Directions :: The entries below are to be repeated exactly as they stand.

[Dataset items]
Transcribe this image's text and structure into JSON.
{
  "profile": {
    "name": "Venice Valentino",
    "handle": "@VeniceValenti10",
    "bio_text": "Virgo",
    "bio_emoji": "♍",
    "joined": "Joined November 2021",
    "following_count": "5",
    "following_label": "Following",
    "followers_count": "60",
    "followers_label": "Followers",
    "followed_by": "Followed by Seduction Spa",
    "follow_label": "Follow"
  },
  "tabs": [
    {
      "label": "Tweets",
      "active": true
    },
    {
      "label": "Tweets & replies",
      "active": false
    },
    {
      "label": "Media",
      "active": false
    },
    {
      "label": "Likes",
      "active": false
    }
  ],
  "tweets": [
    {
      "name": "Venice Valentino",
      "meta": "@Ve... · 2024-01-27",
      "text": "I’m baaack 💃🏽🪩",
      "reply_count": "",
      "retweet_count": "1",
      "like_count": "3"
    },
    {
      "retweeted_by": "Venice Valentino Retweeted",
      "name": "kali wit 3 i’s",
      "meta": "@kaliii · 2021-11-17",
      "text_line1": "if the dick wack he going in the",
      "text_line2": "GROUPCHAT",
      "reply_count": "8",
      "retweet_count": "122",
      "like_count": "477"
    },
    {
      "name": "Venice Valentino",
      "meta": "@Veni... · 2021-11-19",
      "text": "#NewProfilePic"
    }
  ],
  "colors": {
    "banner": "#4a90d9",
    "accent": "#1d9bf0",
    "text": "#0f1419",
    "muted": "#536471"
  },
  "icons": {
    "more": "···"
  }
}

Task solution ::
Transcribe this image's text and structure into JSON.
{
  "profile": {
    "name": "Venice Valentino",
    "handle": "@VeniceValenti10",
    "bio_text": "Virgo",
    "bio_emoji": "♍",
    "joined": "Joined November 2021",
    "following_count": "5",
    "following_label": "Following",
    "followers_count": "60",
    "followers_label": "Followers",
    "followed_by": "Followed by Seduction Spa",
    "follow_label": "Follow"
  },
  "tabs": [
    {
      "label": "Tweets",
      "active": true
    },
    {
      "label": "Tweets & replies",
      "active": false
    },
    {
      "label": "Media",
      "active": false
    },
    {
      "label": "Likes",
      "active": false
    }
  ],
  "tweets": [
    {
      "name": "Venice Valentino",
      "meta": "@Ve... · 2024-01-27",
      "text": "I’m baaack 💃🏽🪩",
      "reply_count": "",
      "retweet_count": "1",
      "like_count": "3"
    },
    {
      "retweeted_by": "Venice Valentino Retweeted",
      "name": "kali wit 3 i’s",
      "meta": "@kaliii · 2021-11-17",
      "text_line1": "if the dick wack he going in the",
      "text_line2": "GROUPCHAT",
      "reply_count": "8",
      "retweet_count": "122",
      "like_count": "477"
    },
    {
      "name": "Venice Valentino",
      "meta": "@Veni... · 2021-11-19",
      "text": "#NewProfilePic"
    }
  ],
  "colors": {
    "banner": "#4a90d9",
    "accent": "#1d9bf0",
    "text": "#0f1419",
    "muted": "#536471"
  },
  "icons": {
    "more": "···"
  }
}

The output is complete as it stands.